(What you need to do) Retype the records that come next, word for word.
---------- Recorded information
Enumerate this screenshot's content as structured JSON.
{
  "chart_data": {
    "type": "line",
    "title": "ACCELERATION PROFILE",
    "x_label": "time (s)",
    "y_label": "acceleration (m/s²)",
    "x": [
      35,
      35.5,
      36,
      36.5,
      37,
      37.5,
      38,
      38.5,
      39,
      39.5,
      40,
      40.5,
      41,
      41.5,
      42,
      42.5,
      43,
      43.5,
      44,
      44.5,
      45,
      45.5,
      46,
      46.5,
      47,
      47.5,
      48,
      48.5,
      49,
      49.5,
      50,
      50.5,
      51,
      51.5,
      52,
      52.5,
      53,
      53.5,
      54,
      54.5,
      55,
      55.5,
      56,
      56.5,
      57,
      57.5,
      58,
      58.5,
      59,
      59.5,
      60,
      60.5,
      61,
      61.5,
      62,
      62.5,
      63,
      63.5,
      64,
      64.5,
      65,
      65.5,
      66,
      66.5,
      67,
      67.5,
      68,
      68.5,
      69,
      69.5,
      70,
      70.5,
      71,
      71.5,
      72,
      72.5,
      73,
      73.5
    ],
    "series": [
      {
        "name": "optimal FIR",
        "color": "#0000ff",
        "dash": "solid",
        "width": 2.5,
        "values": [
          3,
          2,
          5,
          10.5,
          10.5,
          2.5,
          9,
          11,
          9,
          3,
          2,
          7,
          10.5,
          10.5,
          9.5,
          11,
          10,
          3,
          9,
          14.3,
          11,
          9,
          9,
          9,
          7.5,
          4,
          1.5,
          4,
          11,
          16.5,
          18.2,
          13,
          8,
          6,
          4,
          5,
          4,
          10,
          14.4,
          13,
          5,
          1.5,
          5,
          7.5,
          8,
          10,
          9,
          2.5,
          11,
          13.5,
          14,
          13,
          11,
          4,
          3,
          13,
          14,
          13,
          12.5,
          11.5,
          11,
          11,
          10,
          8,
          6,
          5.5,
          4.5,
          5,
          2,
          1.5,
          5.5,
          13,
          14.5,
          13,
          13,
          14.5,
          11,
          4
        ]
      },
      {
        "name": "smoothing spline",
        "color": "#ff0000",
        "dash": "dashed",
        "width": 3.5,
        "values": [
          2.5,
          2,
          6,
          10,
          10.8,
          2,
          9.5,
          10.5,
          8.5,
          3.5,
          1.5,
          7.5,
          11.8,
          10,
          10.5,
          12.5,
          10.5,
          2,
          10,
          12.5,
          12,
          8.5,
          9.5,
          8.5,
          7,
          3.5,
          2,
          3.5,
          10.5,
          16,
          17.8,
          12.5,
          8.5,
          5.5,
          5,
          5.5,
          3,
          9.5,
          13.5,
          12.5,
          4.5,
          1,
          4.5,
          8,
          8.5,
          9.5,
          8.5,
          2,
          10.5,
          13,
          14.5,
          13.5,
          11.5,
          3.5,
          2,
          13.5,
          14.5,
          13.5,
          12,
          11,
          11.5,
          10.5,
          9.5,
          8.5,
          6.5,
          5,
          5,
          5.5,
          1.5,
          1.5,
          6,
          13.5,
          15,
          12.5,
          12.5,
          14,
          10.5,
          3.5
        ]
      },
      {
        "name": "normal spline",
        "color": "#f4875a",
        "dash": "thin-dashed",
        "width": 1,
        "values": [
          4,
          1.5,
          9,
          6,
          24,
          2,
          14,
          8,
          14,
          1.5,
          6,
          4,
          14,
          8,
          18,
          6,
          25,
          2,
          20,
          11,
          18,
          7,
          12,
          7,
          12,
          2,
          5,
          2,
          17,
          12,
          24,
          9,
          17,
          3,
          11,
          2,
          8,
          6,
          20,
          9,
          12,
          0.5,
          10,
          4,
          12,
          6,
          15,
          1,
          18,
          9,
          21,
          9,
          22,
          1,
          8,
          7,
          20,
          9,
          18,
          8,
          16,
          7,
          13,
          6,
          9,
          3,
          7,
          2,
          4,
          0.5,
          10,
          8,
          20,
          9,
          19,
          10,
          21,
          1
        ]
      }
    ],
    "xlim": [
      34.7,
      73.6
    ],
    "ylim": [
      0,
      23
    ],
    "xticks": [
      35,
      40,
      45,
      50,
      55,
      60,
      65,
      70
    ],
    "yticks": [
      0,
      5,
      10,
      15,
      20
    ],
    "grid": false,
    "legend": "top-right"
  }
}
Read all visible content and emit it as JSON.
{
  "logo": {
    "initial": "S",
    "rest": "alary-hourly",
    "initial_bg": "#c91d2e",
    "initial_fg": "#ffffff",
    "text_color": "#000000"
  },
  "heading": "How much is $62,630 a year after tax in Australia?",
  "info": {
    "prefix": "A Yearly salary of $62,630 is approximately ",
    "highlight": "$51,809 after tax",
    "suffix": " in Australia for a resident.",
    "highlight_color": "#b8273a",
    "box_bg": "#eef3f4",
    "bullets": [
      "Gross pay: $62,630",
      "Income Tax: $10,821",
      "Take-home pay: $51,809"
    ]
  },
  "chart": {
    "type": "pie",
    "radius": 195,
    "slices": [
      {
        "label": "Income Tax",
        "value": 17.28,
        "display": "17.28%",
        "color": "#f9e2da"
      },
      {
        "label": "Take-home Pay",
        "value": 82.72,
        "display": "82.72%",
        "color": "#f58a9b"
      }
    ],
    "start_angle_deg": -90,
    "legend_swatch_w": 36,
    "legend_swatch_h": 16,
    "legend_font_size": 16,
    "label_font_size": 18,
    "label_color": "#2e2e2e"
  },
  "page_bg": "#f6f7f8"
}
--------------------
(Output for this exercise)
Enumerate this screenshot's content as structured JSON.
{
  "chart_data": {
    "type": "line",
    "title": "ACCELERATION PROFILE",
    "x_label": "time (s)",
    "y_label": "acceleration (m/s²)",
    "x": [
      35,
      35.5,
      36,
      36.5,
      37,
      37.5,
      38,
      38.5,
      39,
      39.5,
      40,
      40.5,
      41,
      41.5,
      42,
      42.5,
      43,
      43.5,
      44,
      44.5,
      45,
      45.5,
      46,
      46.5,
      47,
      47.5,
      48,
      48.5,
      49,
      49.5,
      50,
      50.5,
      51,
      51.5,
      52,
      52.5,
      53,
      53.5,
      54,
      54.5,
      55,
      55.5,
      56,
      56.5,
      57,
      57.5,
      58,
      58.5,
      59,
      59.5,
      60,
      60.5,
      61,
      61.5,
      62,
      62.5,
      63,
      63.5,
      64,
      64.5,
      65,
      65.5,
      66,
      66.5,
      67,
      67.5,
      68,
      68.5,
      69,
      69.5,
      70,
      70.5,
      71,
      71.5,
      72,
      72.5,
      73,
      73.5
    ],
    "series": [
      {
        "name": "optimal FIR",
        "color": "#0000ff",
        "dash": "solid",
        "width": 2.5,
        "values": [
          3,
          2,
          5,
          10.5,
          10.5,
          2.5,
          9,
          11,
          9,
          3,
          2,
          7,
          10.5,
          10.5,
          9.5,
          11,
          10,
          3,
          9,
          14.3,
          11,
          9,
          9,
          9,
          7.5,
          4,
          1.5,
          4,
          11,
          16.5,
          18.2,
          13,
          8,
          6,
          4,
          5,
          4,
          10,
          14.4,
          13,
          5,
          1.5,
          5,
          7.5,
          8,
          10,
          9,
          2.5,
          11,
          13.5,
          14,
          13,
          11,
          4,
          3,
          13,
          14,
          13,
          12.5,
          11.5,
          11,
          11,
          10,
          8,
          6,
          5.5,
          4.5,
          5,
          2,
          1.5,
          5.5,
          13,
          14.5,
          13,
          13,
          14.5,
          11,
          4
        ]
      },
      {
        "name": "smoothing spline",
        "color": "#ff0000",
        "dash": "dashed",
        "width": 3.5,
        "values": [
          2.5,
          2,
          6,
          10,
          10.8,
          2,
          9.5,
          10.5,
          8.5,
          3.5,
          1.5,
          7.5,
          11.8,
          10,
          10.5,
          12.5,
          10.5,
          2,
          10,
          12.5,
          12,
          8.5,
          9.5,
          8.5,
          7,
          3.5,
          2,
          3.5,
          10.5,
          16,
          17.8,
          12.5,
          8.5,
          5.5,
          5,
          5.5,
          3,
          9.5,
          13.5,
          12.5,
          4.5,
          1,
          4.5,
          8,
          8.5,
          9.5,
          8.5,
          2,
          10.5,
          13,
          14.5,
          13.5,
          11.5,
          3.5,
          2,
          13.5,
          14.5,
          13.5,
          12,
          11,
          11.5,
          10.5,
          9.5,
          8.5,
          6.5,
          5,
          5,
          5.5,
          1.5,
          1.5,
          6,
          13.5,
          15,
          12.5,
          12.5,
          14,
          10.5,
          3.5
        ]
      },
      {
        "name": "normal spline",
        "color": "#f4875a",
        "dash": "thin-dashed",
        "width": 1,
        "values": [
          4,
          1.5,
          9,
          6,
          24,
          2,
          14,
          8,
          14,
          1.5,
          6,
          4,
          14,
          8,
          18,
          6,
          25,
          2,
          20,
          11,
          18,
          7,
          12,
          7,
          12,
          2,
          5,
          2,
          17,
          12,
          24,
          9,
          17,
          3,
          11,
          2,
          8,
          6,
          20,
          9,
          12,
          0.5,
          10,
          4,
          12,
          6,
          15,
          1,
          18,
          9,
          21,
          9,
          22,
          1,
          8,
          7,
          20,
          9,
          18,
          8,
          16,
          7,
          13,
          6,
          9,
          3,
          7,
          2,
          4,
          0.5,
          10,
          8,
          20,
          9,
          19,
          10,
          21,
          1
        ]
      }
    ],
    "xlim": [
      34.7,
      73.6
    ],
    "ylim": [
      0,
      23
    ],
    "xticks": [
      35,
      40,
      45,
      50,
      55,
      60,
      65,
      70
    ],
    "yticks": [
      0,
      5,
      10,
      15,
      20
    ],
    "grid": false,
    "legend": "top-right"
  }
}
Read all visible content and emit it as JSON.
{
  "logo": {
    "initial": "S",
    "rest": "alary-hourly",
    "initial_bg": "#c91d2e",
    "initial_fg": "#ffffff",
    "text_color": "#000000"
  },
  "heading": "How much is $62,630 a year after tax in Australia?",
  "info": {
    "prefix": "A Yearly salary of $62,630 is approximately ",
    "highlight": "$51,809 after tax",
    "suffix": " in Australia for a resident.",
    "highlight_color": "#b8273a",
    "box_bg": "#eef3f4",
    "bullets": [
      "Gross pay: $62,630",
      "Income Tax: $10,821",
      "Take-home pay: $51,809"
    ]
  },
  "chart": {
    "type": "pie",
    "radius": 195,
    "slices": [
      {
        "label": "Income Tax",
        "value": 17.28,
        "display": "17.28%",
        "color": "#f9e2da"
      },
      {
        "label": "Take-home Pay",
        "value": 82.72,
        "display": "82.72%",
        "color": "#f58a9b"
      }
    ],
    "start_angle_deg": -90,
    "legend_swatch_w": 36,
    "legend_swatch_h": 16,
    "legend_font_size": 16,
    "label_font_size": 18,
    "label_color": "#2e2e2e"
  },
  "page_bg": "#f6f7f8"
}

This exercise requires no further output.